#### [Aim]
Nothing in the records may be left out or altered; reproduce them all exactly.

#### [Data extract]
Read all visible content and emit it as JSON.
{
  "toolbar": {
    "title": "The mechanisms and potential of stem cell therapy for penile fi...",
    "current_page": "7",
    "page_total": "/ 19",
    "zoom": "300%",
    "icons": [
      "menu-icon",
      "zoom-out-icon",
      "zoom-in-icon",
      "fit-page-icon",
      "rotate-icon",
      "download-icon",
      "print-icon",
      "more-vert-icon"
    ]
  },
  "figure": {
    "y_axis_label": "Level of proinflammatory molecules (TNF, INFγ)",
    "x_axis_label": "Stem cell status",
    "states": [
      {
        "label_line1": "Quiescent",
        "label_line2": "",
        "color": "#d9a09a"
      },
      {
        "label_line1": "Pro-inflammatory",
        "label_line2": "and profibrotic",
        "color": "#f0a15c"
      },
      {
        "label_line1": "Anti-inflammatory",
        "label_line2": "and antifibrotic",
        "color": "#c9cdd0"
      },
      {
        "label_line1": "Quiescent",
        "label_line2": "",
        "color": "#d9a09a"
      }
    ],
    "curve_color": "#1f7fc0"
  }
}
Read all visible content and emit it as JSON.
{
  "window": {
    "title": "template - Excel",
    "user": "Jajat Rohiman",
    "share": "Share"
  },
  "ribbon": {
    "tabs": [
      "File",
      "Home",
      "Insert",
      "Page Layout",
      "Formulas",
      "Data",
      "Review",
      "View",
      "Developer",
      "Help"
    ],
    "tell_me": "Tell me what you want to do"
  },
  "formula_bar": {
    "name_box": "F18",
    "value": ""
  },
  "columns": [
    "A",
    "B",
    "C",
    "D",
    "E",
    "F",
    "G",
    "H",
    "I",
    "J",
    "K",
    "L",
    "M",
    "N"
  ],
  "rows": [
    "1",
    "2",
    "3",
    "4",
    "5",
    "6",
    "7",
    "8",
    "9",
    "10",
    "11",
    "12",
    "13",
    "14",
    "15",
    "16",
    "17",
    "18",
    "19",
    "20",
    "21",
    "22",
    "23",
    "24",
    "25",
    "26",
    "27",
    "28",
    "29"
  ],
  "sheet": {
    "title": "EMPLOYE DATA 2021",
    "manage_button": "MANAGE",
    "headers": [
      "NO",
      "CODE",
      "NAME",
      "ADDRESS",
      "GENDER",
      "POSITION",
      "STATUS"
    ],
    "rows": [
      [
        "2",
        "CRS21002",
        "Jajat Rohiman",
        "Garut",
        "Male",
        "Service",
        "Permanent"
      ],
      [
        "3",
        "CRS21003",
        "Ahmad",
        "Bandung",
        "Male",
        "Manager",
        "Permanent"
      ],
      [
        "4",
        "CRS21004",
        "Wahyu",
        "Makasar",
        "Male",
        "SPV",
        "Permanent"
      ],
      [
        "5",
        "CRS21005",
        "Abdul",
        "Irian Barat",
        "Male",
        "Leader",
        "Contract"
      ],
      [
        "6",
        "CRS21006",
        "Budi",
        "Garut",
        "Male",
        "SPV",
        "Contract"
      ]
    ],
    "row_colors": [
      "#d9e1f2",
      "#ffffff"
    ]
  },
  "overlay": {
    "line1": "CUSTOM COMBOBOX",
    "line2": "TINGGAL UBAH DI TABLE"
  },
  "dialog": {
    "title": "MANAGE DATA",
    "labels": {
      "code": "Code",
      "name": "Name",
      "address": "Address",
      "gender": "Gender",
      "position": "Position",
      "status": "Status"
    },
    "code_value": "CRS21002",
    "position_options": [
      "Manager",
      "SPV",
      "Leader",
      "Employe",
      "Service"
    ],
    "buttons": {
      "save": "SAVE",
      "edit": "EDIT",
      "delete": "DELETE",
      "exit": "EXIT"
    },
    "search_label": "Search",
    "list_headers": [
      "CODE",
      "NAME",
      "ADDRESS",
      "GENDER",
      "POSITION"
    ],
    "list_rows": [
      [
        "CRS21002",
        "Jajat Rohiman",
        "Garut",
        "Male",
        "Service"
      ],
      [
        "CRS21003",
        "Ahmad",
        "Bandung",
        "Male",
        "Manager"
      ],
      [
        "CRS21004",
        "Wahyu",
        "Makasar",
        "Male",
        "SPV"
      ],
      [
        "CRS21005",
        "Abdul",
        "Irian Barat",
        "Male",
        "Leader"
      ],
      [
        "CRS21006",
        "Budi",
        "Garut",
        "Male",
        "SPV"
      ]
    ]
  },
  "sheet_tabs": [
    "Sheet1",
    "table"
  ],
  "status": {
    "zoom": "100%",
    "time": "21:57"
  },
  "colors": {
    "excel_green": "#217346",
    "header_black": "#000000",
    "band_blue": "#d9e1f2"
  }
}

#### [Response below]
Read all visible content and emit it as JSON.
{
  "toolbar": {
    "title": "The mechanisms and potential of stem cell therapy for penile fi...",
    "current_page": "7",
    "page_total": "/ 19",
    "zoom": "300%",
    "icons": [
      "menu-icon",
      "zoom-out-icon",
      "zoom-in-icon",
      "fit-page-icon",
      "rotate-icon",
      "download-icon",
      "print-icon",
      "more-vert-icon"
    ]
  },
  "figure": {
    "y_axis_label": "Level of proinflammatory molecules (TNF, INFγ)",
    "x_axis_label": "Stem cell status",
    "states": [
      {
        "label_line1": "Quiescent",
        "label_line2": "",
        "color": "#d9a09a"
      },
      {
        "label_line1": "Pro-inflammatory",
        "label_line2": "and profibrotic",
        "color": "#f0a15c"
      },
      {
        "label_line1": "Anti-inflammatory",
        "label_line2": "and antifibrotic",
        "color": "#c9cdd0"
      },
      {
        "label_line1": "Quiescent",
        "label_line2": "",
        "color": "#d9a09a"
      }
    ],
    "curve_color": "#1f7fc0"
  }
}
Read all visible content and emit it as JSON.
{
  "window": {
    "title": "template - Excel",
    "user": "Jajat Rohiman",
    "share": "Share"
  },
  "ribbon": {
    "tabs": [
      "File",
      "Home",
      "Insert",
      "Page Layout",
      "Formulas",
      "Data",
      "Review",
      "View",
      "Developer",
      "Help"
    ],
    "tell_me": "Tell me what you want to do"
  },
  "formula_bar": {
    "name_box": "F18",
    "value": ""
  },
  "columns": [
    "A",
    "B",
    "C",
    "D",
    "E",
    "F",
    "G",
    "H",
    "I",
    "J",
    "K",
    "L",
    "M",
    "N"
  ],
  "rows": [
    "1",
    "2",
    "3",
    "4",
    "5",
    "6",
    "7",
    "8",
    "9",
    "10",
    "11",
    "12",
    "13",
    "14",
    "15",
    "16",
    "17",
    "18",
    "19",
    "20",
    "21",
    "22",
    "23",
    "24",
    "25",
    "26",
    "27",
    "28",
    "29"
  ],
  "sheet": {
    "title": "EMPLOYE DATA 2021",
    "manage_button": "MANAGE",
    "headers": [
      "NO",
      "CODE",
      "NAME",
      "ADDRESS",
      "GENDER",
      "POSITION",
      "STATUS"
    ],
    "rows": [
      [
        "2",
        "CRS21002",
        "Jajat Rohiman",
        "Garut",
        "Male",
        "Service",
        "Permanent"
      ],
      [
        "3",
        "CRS21003",
        "Ahmad",
        "Bandung",
        "Male",
        "Manager",
        "Permanent"
      ],
      [
        "4",
        "CRS21004",
        "Wahyu",
        "Makasar",
        "Male",
        "SPV",
        "Permanent"
      ],
      [
        "5",
        "CRS21005",
        "Abdul",
        "Irian Barat",
        "Male",
        "Leader",
        "Contract"
      ],
      [
        "6",
        "CRS21006",
        "Budi",
        "Garut",
        "Male",
        "SPV",
        "Contract"
      ]
    ],
    "row_colors": [
      "#d9e1f2",
      "#ffffff"
    ]
  },
  "overlay": {
    "line1": "CUSTOM COMBOBOX",
    "line2": "TINGGAL UBAH DI TABLE"
  },
  "dialog": {
    "title": "MANAGE DATA",
    "labels": {
      "code": "Code",
      "name": "Name",
      "address": "Address",
      "gender": "Gender",
      "position": "Position",
      "status": "Status"
    },
    "code_value": "CRS21002",
    "position_options": [
      "Manager",
      "SPV",
      "Leader",
      "Employe",
      "Service"
    ],
    "buttons": {
      "save": "SAVE",
      "edit": "EDIT",
      "delete": "DELETE",
      "exit": "EXIT"
    },
    "search_label": "Search",
    "list_headers": [
      "CODE",
      "NAME",
      "ADDRESS",
      "GENDER",
      "POSITION"
    ],
    "list_rows": [
      [
        "CRS21002",
        "Jajat Rohiman",
        "Garut",
        "Male",
        "Service"
      ],
      [
        "CRS21003",
        "Ahmad",
        "Bandung",
        "Male",
        "Manager"
      ],
      [
        "CRS21004",
        "Wahyu",
        "Makasar",
        "Male",
        "SPV"
      ],
      [
        "CRS21005",
        "Abdul",
        "Irian Barat",
        "Male",
        "Leader"
      ],
      [
        "CRS21006",
        "Budi",
        "Garut",
        "Male",
        "SPV"
      ]
    ]
  },
  "sheet_tabs": [
    "Sheet1",
    "table"
  ],
  "status": {
    "zoom": "100%",
    "time": "21:57"
  },
  "colors": {
    "excel_green": "#217346",
    "header_black": "#000000",
    "band_blue": "#d9e1f2"
  }
}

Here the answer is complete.